**Task goal:** Print the listing that follows, character for character.

— Start of Entries —

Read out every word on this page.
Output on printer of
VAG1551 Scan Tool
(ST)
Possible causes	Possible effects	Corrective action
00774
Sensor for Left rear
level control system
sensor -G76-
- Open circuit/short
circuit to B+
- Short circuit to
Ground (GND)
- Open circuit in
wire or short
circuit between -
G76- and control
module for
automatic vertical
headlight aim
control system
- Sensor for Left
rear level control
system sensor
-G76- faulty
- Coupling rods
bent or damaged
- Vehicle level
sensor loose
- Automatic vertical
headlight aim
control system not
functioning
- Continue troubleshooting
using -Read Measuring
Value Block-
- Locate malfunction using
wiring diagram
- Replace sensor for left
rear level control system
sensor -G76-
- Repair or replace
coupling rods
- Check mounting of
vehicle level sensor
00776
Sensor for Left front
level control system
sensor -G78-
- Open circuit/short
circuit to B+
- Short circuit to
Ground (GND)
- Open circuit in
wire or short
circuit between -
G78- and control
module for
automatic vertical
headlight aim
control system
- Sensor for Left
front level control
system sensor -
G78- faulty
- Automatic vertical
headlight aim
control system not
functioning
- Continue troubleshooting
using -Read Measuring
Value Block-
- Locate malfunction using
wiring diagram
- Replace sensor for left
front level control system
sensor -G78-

— End of Entries —

**Answer to the problem:**
Read out every word on this page.
Output on printer of
VAG1551 Scan Tool
(ST)
Possible causes	Possible effects	Corrective action
00774
Sensor for Left rear
level control system
sensor -G76-
- Open circuit/short
circuit to B+
- Short circuit to
Ground (GND)
- Open circuit in
wire or short
circuit between -
G76- and control
module for
automatic vertical
headlight aim
control system
- Sensor for Left
rear level control
system sensor
-G76- faulty
- Coupling rods
bent or damaged
- Vehicle level
sensor loose
- Automatic vertical
headlight aim
control system not
functioning
- Continue troubleshooting
using -Read Measuring
Value Block-
- Locate malfunction using
wiring diagram
- Replace sensor for left
rear level control system
sensor -G76-
- Repair or replace
coupling rods
- Check mounting of
vehicle level sensor
00776
Sensor for Left front
level control system
sensor -G78-
- Open circuit/short
circuit to B+
- Short circuit to
Ground (GND)
- Open circuit in
wire or short
circuit between -
G78- and control
module for
automatic vertical
headlight aim
control system
- Sensor for Left
front level control
system sensor -
G78- faulty
- Automatic vertical
headlight aim
control system not
functioning
- Continue troubleshooting
using -Read Measuring
Value Block-
- Locate malfunction using
wiring diagram
- Replace sensor for left
front level control system
sensor -G78-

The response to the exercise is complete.